----- PROVIDED MATERIAL -----

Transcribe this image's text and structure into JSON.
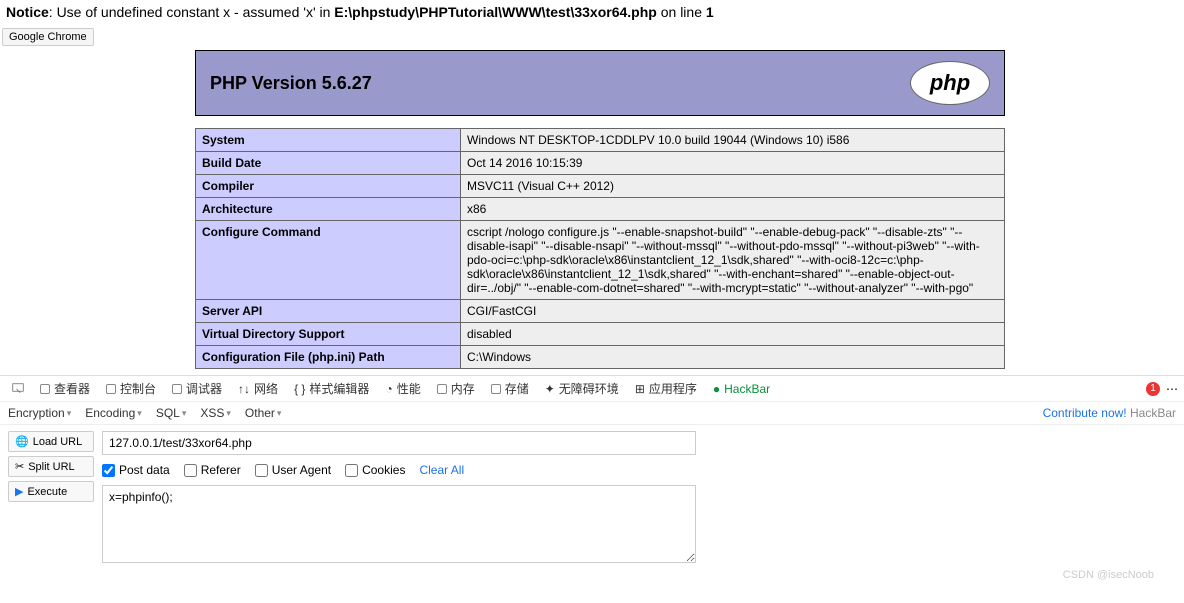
{
  "notice": {
    "label": "Notice",
    "message": ": Use of undefined constant x - assumed 'x' in ",
    "file": "E:\\phpstudy\\PHPTutorial\\WWW\\test\\33xor64.php",
    "tail": " on line ",
    "line": "1"
  },
  "browser_badge": "Google Chrome",
  "php": {
    "title": "PHP Version 5.6.27",
    "logo_text": "php",
    "rows": [
      {
        "k": "System",
        "v": "Windows NT DESKTOP-1CDDLPV 10.0 build 19044 (Windows 10) i586"
      },
      {
        "k": "Build Date",
        "v": "Oct 14 2016 10:15:39"
      },
      {
        "k": "Compiler",
        "v": "MSVC11 (Visual C++ 2012)"
      },
      {
        "k": "Architecture",
        "v": "x86"
      },
      {
        "k": "Configure Command",
        "v": "cscript /nologo configure.js \"--enable-snapshot-build\" \"--enable-debug-pack\" \"--disable-zts\" \"--disable-isapi\" \"--disable-nsapi\" \"--without-mssql\" \"--without-pdo-mssql\" \"--without-pi3web\" \"--with-pdo-oci=c:\\php-sdk\\oracle\\x86\\instantclient_12_1\\sdk,shared\" \"--with-oci8-12c=c:\\php-sdk\\oracle\\x86\\instantclient_12_1\\sdk,shared\" \"--with-enchant=shared\" \"--enable-object-out-dir=../obj/\" \"--enable-com-dotnet=shared\" \"--with-mcrypt=static\" \"--without-analyzer\" \"--with-pgo\""
      },
      {
        "k": "Server API",
        "v": "CGI/FastCGI"
      },
      {
        "k": "Virtual Directory Support",
        "v": "disabled"
      },
      {
        "k": "Configuration File (php.ini) Path",
        "v": "C:\\Windows"
      }
    ]
  },
  "devtools": {
    "tabs": {
      "inspector": "查看器",
      "console": "控制台",
      "debugger": "调试器",
      "network": "网络",
      "style": "样式编辑器",
      "performance": "性能",
      "memory": "内存",
      "storage": "存储",
      "accessibility": "无障碍环境",
      "application": "应用程序",
      "hackbar": "HackBar"
    },
    "errors": "1",
    "close_icon": "close-icon"
  },
  "hackbar": {
    "menu": {
      "encryption": "Encryption",
      "encoding": "Encoding",
      "sql": "SQL",
      "xss": "XSS",
      "other": "Other"
    },
    "contribute": "Contribute now!",
    "contribute_tail": " HackBar",
    "buttons": {
      "load": "Load URL",
      "split": "Split URL",
      "execute": "Execute"
    },
    "url": "127.0.0.1/test/33xor64.php",
    "options": {
      "post": "Post data",
      "referer": "Referer",
      "useragent": "User Agent",
      "cookies": "Cookies",
      "clear": "Clear All"
    },
    "body": "x=phpinfo();"
  },
  "watermark": "CSDN @isecNoob"
}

-----

• **WHAT IS BEING ASKED**
All records above are to be printed exactly, minus the pictures they contain.

• **EXERCISE SOLUTION**
Transcribe this image's text and structure into JSON.
{
  "notice": {
    "label": "Notice",
    "message": ": Use of undefined constant x - assumed 'x' in ",
    "file": "E:\\phpstudy\\PHPTutorial\\WWW\\test\\33xor64.php",
    "tail": " on line ",
    "line": "1"
  },
  "browser_badge": "Google Chrome",
  "php": {
    "title": "PHP Version 5.6.27",
    "logo_text": "php",
    "rows": [
      {
        "k": "System",
        "v": "Windows NT DESKTOP-1CDDLPV 10.0 build 19044 (Windows 10) i586"
      },
      {
        "k": "Build Date",
        "v": "Oct 14 2016 10:15:39"
      },
      {
        "k": "Compiler",
        "v": "MSVC11 (Visual C++ 2012)"
      },
      {
        "k": "Architecture",
        "v": "x86"
      },
      {
        "k": "Configure Command",
        "v": "cscript /nologo configure.js \"--enable-snapshot-build\" \"--enable-debug-pack\" \"--disable-zts\" \"--disable-isapi\" \"--disable-nsapi\" \"--without-mssql\" \"--without-pdo-mssql\" \"--without-pi3web\" \"--with-pdo-oci=c:\\php-sdk\\oracle\\x86\\instantclient_12_1\\sdk,shared\" \"--with-oci8-12c=c:\\php-sdk\\oracle\\x86\\instantclient_12_1\\sdk,shared\" \"--with-enchant=shared\" \"--enable-object-out-dir=../obj/\" \"--enable-com-dotnet=shared\" \"--with-mcrypt=static\" \"--without-analyzer\" \"--with-pgo\""
      },
      {
        "k": "Server API",
        "v": "CGI/FastCGI"
      },
      {
        "k": "Virtual Directory Support",
        "v": "disabled"
      },
      {
        "k": "Configuration File (php.ini) Path",
        "v": "C:\\Windows"
      }
    ]
  },
  "devtools": {
    "tabs": {
      "inspector": "查看器",
      "console": "控制台",
      "debugger": "调试器",
      "network": "网络",
      "style": "样式编辑器",
      "performance": "性能",
      "memory": "内存",
      "storage": "存储",
      "accessibility": "无障碍环境",
      "application": "应用程序",
      "hackbar": "HackBar"
    },
    "errors": "1",
    "close_icon": "close-icon"
  },
  "hackbar": {
    "menu": {
      "encryption": "Encryption",
      "encoding": "Encoding",
      "sql": "SQL",
      "xss": "XSS",
      "other": "Other"
    },
    "contribute": "Contribute now!",
    "contribute_tail": " HackBar",
    "buttons": {
      "load": "Load URL",
      "split": "Split URL",
      "execute": "Execute"
    },
    "url": "127.0.0.1/test/33xor64.php",
    "options": {
      "post": "Post data",
      "referer": "Referer",
      "useragent": "User Agent",
      "cookies": "Cookies",
      "clear": "Clear All"
    },
    "body": "x=phpinfo();"
  },
  "watermark": "CSDN @isecNoob"
}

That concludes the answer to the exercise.